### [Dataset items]
—————
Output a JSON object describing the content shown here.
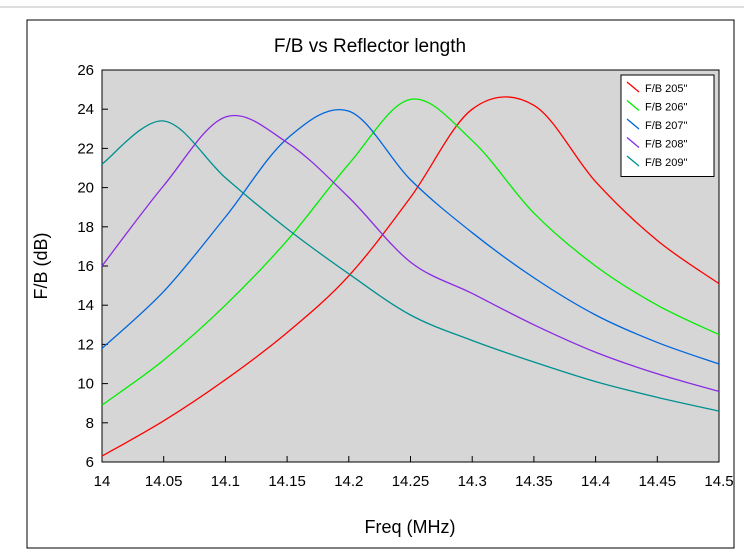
{
  "chart_data": {
    "type": "line",
    "title": "F/B vs Reflector length",
    "xlabel": "Freq (MHz)",
    "ylabel": "F/B (dB)",
    "xlim": [
      14,
      14.5
    ],
    "ylim": [
      6,
      26
    ],
    "x_ticks": [
      "14",
      "14.05",
      "14.1",
      "14.15",
      "14.2",
      "14.25",
      "14.3",
      "14.35",
      "14.4",
      "14.45",
      "14.5"
    ],
    "y_ticks": [
      "6",
      "8",
      "10",
      "12",
      "14",
      "16",
      "18",
      "20",
      "22",
      "24",
      "26"
    ],
    "grid": false,
    "legend_position": "top-right",
    "plot_background": "#d6d6d6",
    "x": [
      14,
      14.05,
      14.1,
      14.15,
      14.2,
      14.25,
      14.3,
      14.35,
      14.4,
      14.45,
      14.5
    ],
    "series": [
      {
        "name": "F/B 205\"",
        "color": "#ff0000",
        "values": [
          6.3,
          8.1,
          10.2,
          12.6,
          15.5,
          19.5,
          24.0,
          24.2,
          20.3,
          17.3,
          15.1
        ]
      },
      {
        "name": "F/B 206\"",
        "color": "#00ee00",
        "values": [
          8.9,
          11.2,
          14.0,
          17.3,
          21.2,
          24.5,
          22.4,
          18.7,
          16.0,
          14.0,
          12.5
        ]
      },
      {
        "name": "F/B 207\"",
        "color": "#0066dd",
        "values": [
          11.8,
          14.7,
          18.5,
          22.5,
          23.9,
          20.4,
          17.7,
          15.4,
          13.5,
          12.1,
          11.0
        ]
      },
      {
        "name": "F/B 208\"",
        "color": "#8a2be2",
        "values": [
          16.0,
          20.1,
          23.6,
          22.3,
          19.5,
          16.2,
          14.6,
          13.0,
          11.6,
          10.5,
          9.6
        ]
      },
      {
        "name": "F/B 209\"",
        "color": "#009090",
        "values": [
          21.2,
          23.4,
          20.5,
          17.9,
          15.6,
          13.5,
          12.2,
          11.1,
          10.1,
          9.3,
          8.6
        ]
      }
    ]
  }
}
—————
### [Exercise instructions]
Using the material above, count the lines containing the word "color". Reply with the number alone.

### [Expected answer]
5